Can you write out the whole listing exactly?

<<<<

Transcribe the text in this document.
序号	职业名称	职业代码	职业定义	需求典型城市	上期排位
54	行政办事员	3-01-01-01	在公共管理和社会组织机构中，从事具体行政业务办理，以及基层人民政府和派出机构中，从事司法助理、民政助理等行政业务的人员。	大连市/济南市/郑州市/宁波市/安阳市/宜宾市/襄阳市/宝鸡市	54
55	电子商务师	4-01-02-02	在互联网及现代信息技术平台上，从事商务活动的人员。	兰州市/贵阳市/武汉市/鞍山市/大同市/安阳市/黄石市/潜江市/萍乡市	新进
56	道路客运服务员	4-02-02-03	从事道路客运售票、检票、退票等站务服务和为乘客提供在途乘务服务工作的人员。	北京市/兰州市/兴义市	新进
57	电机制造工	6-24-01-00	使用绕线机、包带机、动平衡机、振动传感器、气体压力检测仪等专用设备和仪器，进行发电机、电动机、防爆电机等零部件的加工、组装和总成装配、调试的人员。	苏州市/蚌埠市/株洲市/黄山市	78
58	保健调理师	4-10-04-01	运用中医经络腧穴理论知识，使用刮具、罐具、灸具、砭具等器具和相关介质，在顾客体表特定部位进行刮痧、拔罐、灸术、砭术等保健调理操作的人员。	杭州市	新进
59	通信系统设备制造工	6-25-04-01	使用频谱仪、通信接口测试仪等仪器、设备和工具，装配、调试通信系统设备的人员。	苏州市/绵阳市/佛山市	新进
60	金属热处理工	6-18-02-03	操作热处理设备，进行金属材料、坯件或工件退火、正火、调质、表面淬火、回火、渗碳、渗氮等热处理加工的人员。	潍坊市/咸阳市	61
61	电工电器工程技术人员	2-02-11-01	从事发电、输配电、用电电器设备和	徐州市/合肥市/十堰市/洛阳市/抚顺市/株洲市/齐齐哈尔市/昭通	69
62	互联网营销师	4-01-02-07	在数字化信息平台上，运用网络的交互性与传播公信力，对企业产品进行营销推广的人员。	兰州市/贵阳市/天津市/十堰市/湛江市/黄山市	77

>>>>

-- THE RESULT --
Transcribe the text in this document.
序号	职业名称	职业代码	职业定义	需求典型城市	上期排位
54	行政办事员	3-01-01-01	在公共管理和社会组织机构中，从事具体行政业务办理，以及基层人民政府和派出机构中，从事司法助理、民政助理等行政业务的人员。	大连市/济南市/郑州市/宁波市/安阳市/宜宾市/襄阳市/宝鸡市	54
55	电子商务师	4-01-02-02	在互联网及现代信息技术平台上，从事商务活动的人员。	兰州市/贵阳市/武汉市/鞍山市/大同市/安阳市/黄石市/潜江市/萍乡市	新进
56	道路客运服务员	4-02-02-03	从事道路客运售票、检票、退票等站务服务和为乘客提供在途乘务服务工作的人员。	北京市/兰州市/兴义市	新进
57	电机制造工	6-24-01-00	使用绕线机、包带机、动平衡机、振动传感器、气体压力检测仪等专用设备和仪器，进行发电机、电动机、防爆电机等零部件的加工、组装和总成装配、调试的人员。	苏州市/蚌埠市/株洲市/黄山市	78
58	保健调理师	4-10-04-01	运用中医经络腧穴理论知识，使用刮具、罐具、灸具、砭具等器具和相关介质，在顾客体表特定部位进行刮痧、拔罐、灸术、砭术等保健调理操作的人员。	杭州市	新进
59	通信系统设备制造工	6-25-04-01	使用频谱仪、通信接口测试仪等仪器、设备和工具，装配、调试通信系统设备的人员。	苏州市/绵阳市/佛山市	新进
60	金属热处理工	6-18-02-03	操作热处理设备，进行金属材料、坯件或工件退火、正火、调质、表面淬火、回火、渗碳、渗氮等热处理加工的人员。	潍坊市/咸阳市	61
61	电工电器工程技术人员	2-02-11-01	从事发电、输配电、用电电器设备和	徐州市/合肥市/十堰市/洛阳市/抚顺市/株洲市/齐齐哈尔市/昭通	69
62	互联网营销师	4-01-02-07	在数字化信息平台上，运用网络的交互性与传播公信力，对企业产品进行营销推广的人员。	兰州市/贵阳市/天津市/十堰市/湛江市/黄山市	77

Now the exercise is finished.